■ **TASK DIRECTIONS**: Copy out the Windows Phone 7 blog post word for word before you read the listing.

■ **TEXT UNDER STUDY**:
○ ○ ○ ○ ○ ○ ○

Wednesday, February 24, 2010

Microsoft Windows Phone 7

Posted on 1:48:00 PM by Sivaguru Sivasithan

Windows 7 and Vista
Microsoft Windows Phone 7 Dominated This Week's Headlines

Microsoft introduced its Windows Phone 7 Series during a Feb. 15 press conference at the Mobile World Congress in Barcelona, triggering a week of pundit and analyst commentary about the new smartphone operating system's possible impact on the mobile market. In equally big news, Microsoft and Yahoo also announced that the U.S. Department of Justice and the European Commission had both approved the two companies’ search and advertising deal. Microsoft also confirmed that the Blue Screen of Death issue plaguing a subset of users last week had its roots in malware.

Microsoft’s week was all about Windows Phone 7 Series, the company’s newest smartphone operating system and its most concerted attempt to reverse its declining share in the mobile arena, where it faces fierce competition from Apple’s iPhone, Google Android, and Research In Motion’s BlackBerry. Microsoft CEO Steve Ballmer indicated during the software’s Feb. 15 unveiling at Barcelona’s Mobile World Congress that the company would also continue to support its previous smartphone operating system, Windows Mobile 6.5.

Windows Phone 7 Series takes a different perspective on the smartphone user interface, emphasizing “hubs” that aggregate Web and application content over presenting screens filled with individual applications. That may be an attempt on Microsoft’s part to negate its disadvantage in mobile applications: at the beginning of February, its Marketplace for Mobile contained 1,245 applications in all languages, including Slovak and Portuguese; for U.S.-based Mobile 6.x smartphones, the storefront offers around 718 mobile applications. By contrast, Apple’s App Store features over 100,000 apps, with research firm IDC expecting that number to expand to 300,000 by the end of 2010.

○ ○ ○ ○ ○ ○ ○

■ **EXTRACTED ENTRIES**:
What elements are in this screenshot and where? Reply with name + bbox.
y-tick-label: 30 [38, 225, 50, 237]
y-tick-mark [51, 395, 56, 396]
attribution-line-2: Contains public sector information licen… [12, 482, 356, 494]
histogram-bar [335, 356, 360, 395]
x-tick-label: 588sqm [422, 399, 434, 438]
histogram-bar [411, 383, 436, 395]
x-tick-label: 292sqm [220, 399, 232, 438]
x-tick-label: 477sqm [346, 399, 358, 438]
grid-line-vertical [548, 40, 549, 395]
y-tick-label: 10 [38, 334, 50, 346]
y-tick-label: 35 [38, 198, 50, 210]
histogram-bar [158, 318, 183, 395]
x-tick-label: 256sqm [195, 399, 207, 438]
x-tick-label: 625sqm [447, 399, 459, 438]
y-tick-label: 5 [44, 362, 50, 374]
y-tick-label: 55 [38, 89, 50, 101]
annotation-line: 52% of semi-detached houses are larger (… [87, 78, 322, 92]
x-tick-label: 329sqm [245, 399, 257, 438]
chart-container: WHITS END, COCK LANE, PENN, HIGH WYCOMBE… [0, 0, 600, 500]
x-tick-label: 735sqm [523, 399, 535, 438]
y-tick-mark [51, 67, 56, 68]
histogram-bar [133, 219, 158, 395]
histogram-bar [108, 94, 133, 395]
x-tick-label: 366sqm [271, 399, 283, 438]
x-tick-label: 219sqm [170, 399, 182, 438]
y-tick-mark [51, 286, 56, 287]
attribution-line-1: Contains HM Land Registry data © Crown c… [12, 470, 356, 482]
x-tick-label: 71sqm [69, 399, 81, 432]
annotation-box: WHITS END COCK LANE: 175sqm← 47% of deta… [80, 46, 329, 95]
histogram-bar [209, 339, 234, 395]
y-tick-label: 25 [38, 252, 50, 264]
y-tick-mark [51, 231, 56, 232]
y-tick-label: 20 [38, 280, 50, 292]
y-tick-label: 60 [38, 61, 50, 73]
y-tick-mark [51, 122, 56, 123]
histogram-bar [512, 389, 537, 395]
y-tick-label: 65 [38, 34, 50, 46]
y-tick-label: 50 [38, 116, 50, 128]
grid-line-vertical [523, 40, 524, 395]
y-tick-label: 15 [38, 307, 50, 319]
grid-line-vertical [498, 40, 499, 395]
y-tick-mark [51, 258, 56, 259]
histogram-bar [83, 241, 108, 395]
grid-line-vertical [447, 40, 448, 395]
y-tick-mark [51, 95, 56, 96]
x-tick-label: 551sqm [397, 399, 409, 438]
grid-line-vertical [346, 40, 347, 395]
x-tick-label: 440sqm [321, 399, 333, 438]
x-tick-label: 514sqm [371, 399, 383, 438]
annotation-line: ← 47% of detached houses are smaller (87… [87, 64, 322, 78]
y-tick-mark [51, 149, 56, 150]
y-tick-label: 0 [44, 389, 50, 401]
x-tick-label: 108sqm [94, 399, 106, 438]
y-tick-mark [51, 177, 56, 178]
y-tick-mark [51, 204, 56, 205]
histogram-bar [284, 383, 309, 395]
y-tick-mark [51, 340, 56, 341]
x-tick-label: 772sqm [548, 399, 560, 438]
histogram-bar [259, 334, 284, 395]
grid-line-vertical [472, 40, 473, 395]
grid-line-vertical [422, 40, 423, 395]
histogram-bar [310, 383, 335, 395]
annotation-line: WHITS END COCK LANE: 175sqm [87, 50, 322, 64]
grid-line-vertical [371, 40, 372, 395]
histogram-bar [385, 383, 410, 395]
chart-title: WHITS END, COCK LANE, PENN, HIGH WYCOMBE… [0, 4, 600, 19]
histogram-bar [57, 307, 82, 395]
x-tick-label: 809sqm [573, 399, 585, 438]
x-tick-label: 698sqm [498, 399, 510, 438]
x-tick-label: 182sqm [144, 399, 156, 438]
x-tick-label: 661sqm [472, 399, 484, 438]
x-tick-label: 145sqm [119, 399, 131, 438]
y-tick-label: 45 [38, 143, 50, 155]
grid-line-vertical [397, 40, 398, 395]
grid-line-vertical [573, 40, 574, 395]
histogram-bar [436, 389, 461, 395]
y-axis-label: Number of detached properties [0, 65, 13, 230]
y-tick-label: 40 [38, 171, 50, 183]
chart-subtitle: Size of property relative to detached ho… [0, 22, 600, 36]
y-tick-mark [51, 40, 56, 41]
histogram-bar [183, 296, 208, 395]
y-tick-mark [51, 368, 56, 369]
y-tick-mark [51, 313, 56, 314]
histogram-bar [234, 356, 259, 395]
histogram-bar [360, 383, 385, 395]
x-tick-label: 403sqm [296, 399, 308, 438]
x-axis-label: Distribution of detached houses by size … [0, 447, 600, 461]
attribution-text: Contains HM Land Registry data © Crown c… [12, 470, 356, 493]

○ ○ ○ ○ ○ ○ ○

■ **TASK ANSWER**:
Wednesday, February 24, 2010

Microsoft Windows Phone 7

Posted on 1:48:00 PM by Sivaguru Sivasithan

Windows 7 and Vista
Microsoft Windows Phone 7 Dominated This Week's Headlines

Microsoft introduced its Windows Phone 7 Series during a Feb. 15 press conference at the Mobile World Congress in Barcelona, triggering a week of pundit and analyst commentary about the new smartphone operating system's possible impact on the mobile market. In equally big news, Microsoft and Yahoo also announced that the U.S. Department of Justice and the European Commission had both approved the two companies’ search and advertising deal. Microsoft also confirmed that the Blue Screen of Death issue plaguing a subset of users last week had its roots in malware.

Microsoft’s week was all about Windows Phone 7 Series, the company’s newest smartphone operating system and its most concerted attempt to reverse its declining share in the mobile arena, where it faces fierce competition from Apple’s iPhone, Google Android, and Research In Motion’s BlackBerry. Microsoft CEO Steve Ballmer indicated during the software’s Feb. 15 unveiling at Barcelona’s Mobile World Congress that the company would also continue to support its previous smartphone operating system, Windows Mobile 6.5.

Windows Phone 7 Series takes a different perspective on the smartphone user interface, emphasizing “hubs” that aggregate Web and application content over presenting screens filled with individual applications. That may be an attempt on Microsoft’s part to negate its disadvantage in mobile applications: at the beginning of February, its Marketplace for Mobile contained 1,245 applications in all languages, including Slovak and Portuguese; for U.S.-based Mobile 6.x smartphones, the storefront offers around 718 mobile applications. By contrast, Apple’s App Store features over 100,000 apps, with research firm IDC expecting that number to expand to 300,000 by the end of 2010.